**Stated goal**
Retype each entry below, keeping every character the same.
<<<<
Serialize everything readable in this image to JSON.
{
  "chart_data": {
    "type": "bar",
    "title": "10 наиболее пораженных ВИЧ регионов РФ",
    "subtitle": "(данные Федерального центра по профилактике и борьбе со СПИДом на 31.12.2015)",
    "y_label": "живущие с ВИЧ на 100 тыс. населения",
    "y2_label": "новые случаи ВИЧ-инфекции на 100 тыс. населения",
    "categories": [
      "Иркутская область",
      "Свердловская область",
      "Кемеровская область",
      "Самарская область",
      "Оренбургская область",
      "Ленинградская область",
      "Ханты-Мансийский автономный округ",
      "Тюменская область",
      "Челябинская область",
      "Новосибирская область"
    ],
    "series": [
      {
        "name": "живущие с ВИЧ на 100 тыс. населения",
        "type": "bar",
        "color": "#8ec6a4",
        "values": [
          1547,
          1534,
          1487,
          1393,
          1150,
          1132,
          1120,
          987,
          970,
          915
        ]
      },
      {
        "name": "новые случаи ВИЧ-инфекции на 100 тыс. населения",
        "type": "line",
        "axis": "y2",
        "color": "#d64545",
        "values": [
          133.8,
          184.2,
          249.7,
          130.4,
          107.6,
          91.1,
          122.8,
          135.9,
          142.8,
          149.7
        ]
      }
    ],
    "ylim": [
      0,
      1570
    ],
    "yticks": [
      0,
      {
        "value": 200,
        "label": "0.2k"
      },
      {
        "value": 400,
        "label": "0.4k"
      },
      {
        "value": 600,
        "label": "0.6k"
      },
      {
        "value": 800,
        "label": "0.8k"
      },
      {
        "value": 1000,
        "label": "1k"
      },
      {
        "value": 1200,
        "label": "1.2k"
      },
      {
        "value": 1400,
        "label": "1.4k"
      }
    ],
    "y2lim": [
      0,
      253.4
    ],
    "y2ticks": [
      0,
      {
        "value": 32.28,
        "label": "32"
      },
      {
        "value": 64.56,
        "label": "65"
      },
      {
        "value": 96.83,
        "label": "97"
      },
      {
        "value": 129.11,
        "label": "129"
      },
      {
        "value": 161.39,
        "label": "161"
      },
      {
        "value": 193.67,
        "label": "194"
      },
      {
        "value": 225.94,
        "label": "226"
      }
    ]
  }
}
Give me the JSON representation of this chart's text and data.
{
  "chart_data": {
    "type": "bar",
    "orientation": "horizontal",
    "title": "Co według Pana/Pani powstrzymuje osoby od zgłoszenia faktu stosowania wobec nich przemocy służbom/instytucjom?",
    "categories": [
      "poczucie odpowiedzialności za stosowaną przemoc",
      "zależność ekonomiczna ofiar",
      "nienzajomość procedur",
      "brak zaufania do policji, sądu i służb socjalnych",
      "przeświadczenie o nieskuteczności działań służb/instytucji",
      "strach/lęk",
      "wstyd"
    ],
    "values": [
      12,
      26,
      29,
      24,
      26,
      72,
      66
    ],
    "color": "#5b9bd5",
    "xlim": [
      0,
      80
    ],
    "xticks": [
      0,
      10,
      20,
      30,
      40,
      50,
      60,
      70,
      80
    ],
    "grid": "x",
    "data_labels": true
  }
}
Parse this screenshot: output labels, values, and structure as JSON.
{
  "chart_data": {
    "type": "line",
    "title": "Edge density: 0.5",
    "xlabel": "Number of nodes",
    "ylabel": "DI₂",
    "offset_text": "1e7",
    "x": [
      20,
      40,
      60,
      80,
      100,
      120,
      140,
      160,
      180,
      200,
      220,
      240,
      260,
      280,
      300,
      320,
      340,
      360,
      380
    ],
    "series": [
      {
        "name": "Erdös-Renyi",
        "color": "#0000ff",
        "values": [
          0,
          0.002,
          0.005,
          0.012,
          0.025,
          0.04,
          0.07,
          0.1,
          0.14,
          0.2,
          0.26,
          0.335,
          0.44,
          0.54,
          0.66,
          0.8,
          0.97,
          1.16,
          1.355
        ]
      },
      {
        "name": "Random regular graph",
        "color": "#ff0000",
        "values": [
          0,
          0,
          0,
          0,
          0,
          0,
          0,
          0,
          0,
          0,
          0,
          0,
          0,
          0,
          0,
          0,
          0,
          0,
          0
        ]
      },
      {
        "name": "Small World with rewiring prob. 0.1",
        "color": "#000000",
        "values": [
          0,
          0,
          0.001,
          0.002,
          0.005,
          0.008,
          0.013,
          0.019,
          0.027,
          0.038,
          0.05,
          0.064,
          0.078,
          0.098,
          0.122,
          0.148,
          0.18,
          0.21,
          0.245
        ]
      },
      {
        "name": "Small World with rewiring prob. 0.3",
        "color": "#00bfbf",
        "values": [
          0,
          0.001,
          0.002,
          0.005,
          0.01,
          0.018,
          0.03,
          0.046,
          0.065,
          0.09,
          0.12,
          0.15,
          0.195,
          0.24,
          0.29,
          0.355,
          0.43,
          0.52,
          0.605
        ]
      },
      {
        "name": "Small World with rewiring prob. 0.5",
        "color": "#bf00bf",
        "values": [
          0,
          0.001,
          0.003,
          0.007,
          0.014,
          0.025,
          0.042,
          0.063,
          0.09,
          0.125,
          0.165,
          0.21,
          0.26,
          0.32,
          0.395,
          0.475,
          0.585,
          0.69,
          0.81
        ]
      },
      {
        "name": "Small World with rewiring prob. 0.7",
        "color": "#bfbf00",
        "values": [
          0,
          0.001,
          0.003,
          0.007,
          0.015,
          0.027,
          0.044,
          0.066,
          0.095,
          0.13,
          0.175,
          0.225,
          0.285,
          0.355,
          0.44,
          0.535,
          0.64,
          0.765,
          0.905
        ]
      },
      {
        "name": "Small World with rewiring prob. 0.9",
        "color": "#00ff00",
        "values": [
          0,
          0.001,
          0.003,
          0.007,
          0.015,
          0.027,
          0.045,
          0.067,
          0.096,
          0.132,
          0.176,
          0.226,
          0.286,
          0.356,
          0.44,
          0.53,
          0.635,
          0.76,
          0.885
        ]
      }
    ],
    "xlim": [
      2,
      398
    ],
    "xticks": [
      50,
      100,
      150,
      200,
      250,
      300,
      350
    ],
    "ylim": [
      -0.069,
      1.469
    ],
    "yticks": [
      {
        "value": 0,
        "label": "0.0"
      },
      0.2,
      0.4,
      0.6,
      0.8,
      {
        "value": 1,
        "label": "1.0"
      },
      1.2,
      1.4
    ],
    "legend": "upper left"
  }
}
>>>>
**Exercise response**
Serialize everything readable in this image to JSON.
{
  "chart_data": {
    "type": "bar",
    "title": "10 наиболее пораженных ВИЧ регионов РФ",
    "subtitle": "(данные Федерального центра по профилактике и борьбе со СПИДом на 31.12.2015)",
    "y_label": "живущие с ВИЧ на 100 тыс. населения",
    "y2_label": "новые случаи ВИЧ-инфекции на 100 тыс. населения",
    "categories": [
      "Иркутская область",
      "Свердловская область",
      "Кемеровская область",
      "Самарская область",
      "Оренбургская область",
      "Ленинградская область",
      "Ханты-Мансийский автономный округ",
      "Тюменская область",
      "Челябинская область",
      "Новосибирская область"
    ],
    "series": [
      {
        "name": "живущие с ВИЧ на 100 тыс. населения",
        "type": "bar",
        "color": "#8ec6a4",
        "values": [
          1547,
          1534,
          1487,
          1393,
          1150,
          1132,
          1120,
          987,
          970,
          915
        ]
      },
      {
        "name": "новые случаи ВИЧ-инфекции на 100 тыс. населения",
        "type": "line",
        "axis": "y2",
        "color": "#d64545",
        "values": [
          133.8,
          184.2,
          249.7,
          130.4,
          107.6,
          91.1,
          122.8,
          135.9,
          142.8,
          149.7
        ]
      }
    ],
    "ylim": [
      0,
      1570
    ],
    "yticks": [
      0,
      {
        "value": 200,
        "label": "0.2k"
      },
      {
        "value": 400,
        "label": "0.4k"
      },
      {
        "value": 600,
        "label": "0.6k"
      },
      {
        "value": 800,
        "label": "0.8k"
      },
      {
        "value": 1000,
        "label": "1k"
      },
      {
        "value": 1200,
        "label": "1.2k"
      },
      {
        "value": 1400,
        "label": "1.4k"
      }
    ],
    "y2lim": [
      0,
      253.4
    ],
    "y2ticks": [
      0,
      {
        "value": 32.28,
        "label": "32"
      },
      {
        "value": 64.56,
        "label": "65"
      },
      {
        "value": 96.83,
        "label": "97"
      },
      {
        "value": 129.11,
        "label": "129"
      },
      {
        "value": 161.39,
        "label": "161"
      },
      {
        "value": 193.67,
        "label": "194"
      },
      {
        "value": 225.94,
        "label": "226"
      }
    ]
  }
}
Give me the JSON representation of this chart's text and data.
{
  "chart_data": {
    "type": "bar",
    "orientation": "horizontal",
    "title": "Co według Pana/Pani powstrzymuje osoby od zgłoszenia faktu stosowania wobec nich przemocy służbom/instytucjom?",
    "categories": [
      "poczucie odpowiedzialności za stosowaną przemoc",
      "zależność ekonomiczna ofiar",
      "nienzajomość procedur",
      "brak zaufania do policji, sądu i służb socjalnych",
      "przeświadczenie o nieskuteczności działań służb/instytucji",
      "strach/lęk",
      "wstyd"
    ],
    "values": [
      12,
      26,
      29,
      24,
      26,
      72,
      66
    ],
    "color": "#5b9bd5",
    "xlim": [
      0,
      80
    ],
    "xticks": [
      0,
      10,
      20,
      30,
      40,
      50,
      60,
      70,
      80
    ],
    "grid": "x",
    "data_labels": true
  }
}
Parse this screenshot: output labels, values, and structure as JSON.
{
  "chart_data": {
    "type": "line",
    "title": "Edge density: 0.5",
    "xlabel": "Number of nodes",
    "ylabel": "DI₂",
    "offset_text": "1e7",
    "x": [
      20,
      40,
      60,
      80,
      100,
      120,
      140,
      160,
      180,
      200,
      220,
      240,
      260,
      280,
      300,
      320,
      340,
      360,
      380
    ],
    "series": [
      {
        "name": "Erdös-Renyi",
        "color": "#0000ff",
        "values": [
          0,
          0.002,
          0.005,
          0.012,
          0.025,
          0.04,
          0.07,
          0.1,
          0.14,
          0.2,
          0.26,
          0.335,
          0.44,
          0.54,
          0.66,
          0.8,
          0.97,
          1.16,
          1.355
        ]
      },
      {
        "name": "Random regular graph",
        "color": "#ff0000",
        "values": [
          0,
          0,
          0,
          0,
          0,
          0,
          0,
          0,
          0,
          0,
          0,
          0,
          0,
          0,
          0,
          0,
          0,
          0,
          0
        ]
      },
      {
        "name": "Small World with rewiring prob. 0.1",
        "color": "#000000",
        "values": [
          0,
          0,
          0.001,
          0.002,
          0.005,
          0.008,
          0.013,
          0.019,
          0.027,
          0.038,
          0.05,
          0.064,
          0.078,
          0.098,
          0.122,
          0.148,
          0.18,
          0.21,
          0.245
        ]
      },
      {
        "name": "Small World with rewiring prob. 0.3",
        "color": "#00bfbf",
        "values": [
          0,
          0.001,
          0.002,
          0.005,
          0.01,
          0.018,
          0.03,
          0.046,
          0.065,
          0.09,
          0.12,
          0.15,
          0.195,
          0.24,
          0.29,
          0.355,
          0.43,
          0.52,
          0.605
        ]
      },
      {
        "name": "Small World with rewiring prob. 0.5",
        "color": "#bf00bf",
        "values": [
          0,
          0.001,
          0.003,
          0.007,
          0.014,
          0.025,
          0.042,
          0.063,
          0.09,
          0.125,
          0.165,
          0.21,
          0.26,
          0.32,
          0.395,
          0.475,
          0.585,
          0.69,
          0.81
        ]
      },
      {
        "name": "Small World with rewiring prob. 0.7",
        "color": "#bfbf00",
        "values": [
          0,
          0.001,
          0.003,
          0.007,
          0.015,
          0.027,
          0.044,
          0.066,
          0.095,
          0.13,
          0.175,
          0.225,
          0.285,
          0.355,
          0.44,
          0.535,
          0.64,
          0.765,
          0.905
        ]
      },
      {
        "name": "Small World with rewiring prob. 0.9",
        "color": "#00ff00",
        "values": [
          0,
          0.001,
          0.003,
          0.007,
          0.015,
          0.027,
          0.045,
          0.067,
          0.096,
          0.132,
          0.176,
          0.226,
          0.286,
          0.356,
          0.44,
          0.53,
          0.635,
          0.76,
          0.885
        ]
      }
    ],
    "xlim": [
      2,
      398
    ],
    "xticks": [
      50,
      100,
      150,
      200,
      250,
      300,
      350
    ],
    "ylim": [
      -0.069,
      1.469
    ],
    "yticks": [
      {
        "value": 0,
        "label": "0.0"
      },
      0.2,
      0.4,
      0.6,
      0.8,
      {
        "value": 1,
        "label": "1.0"
      },
      1.2,
      1.4
    ],
    "legend": "upper left"
  }
}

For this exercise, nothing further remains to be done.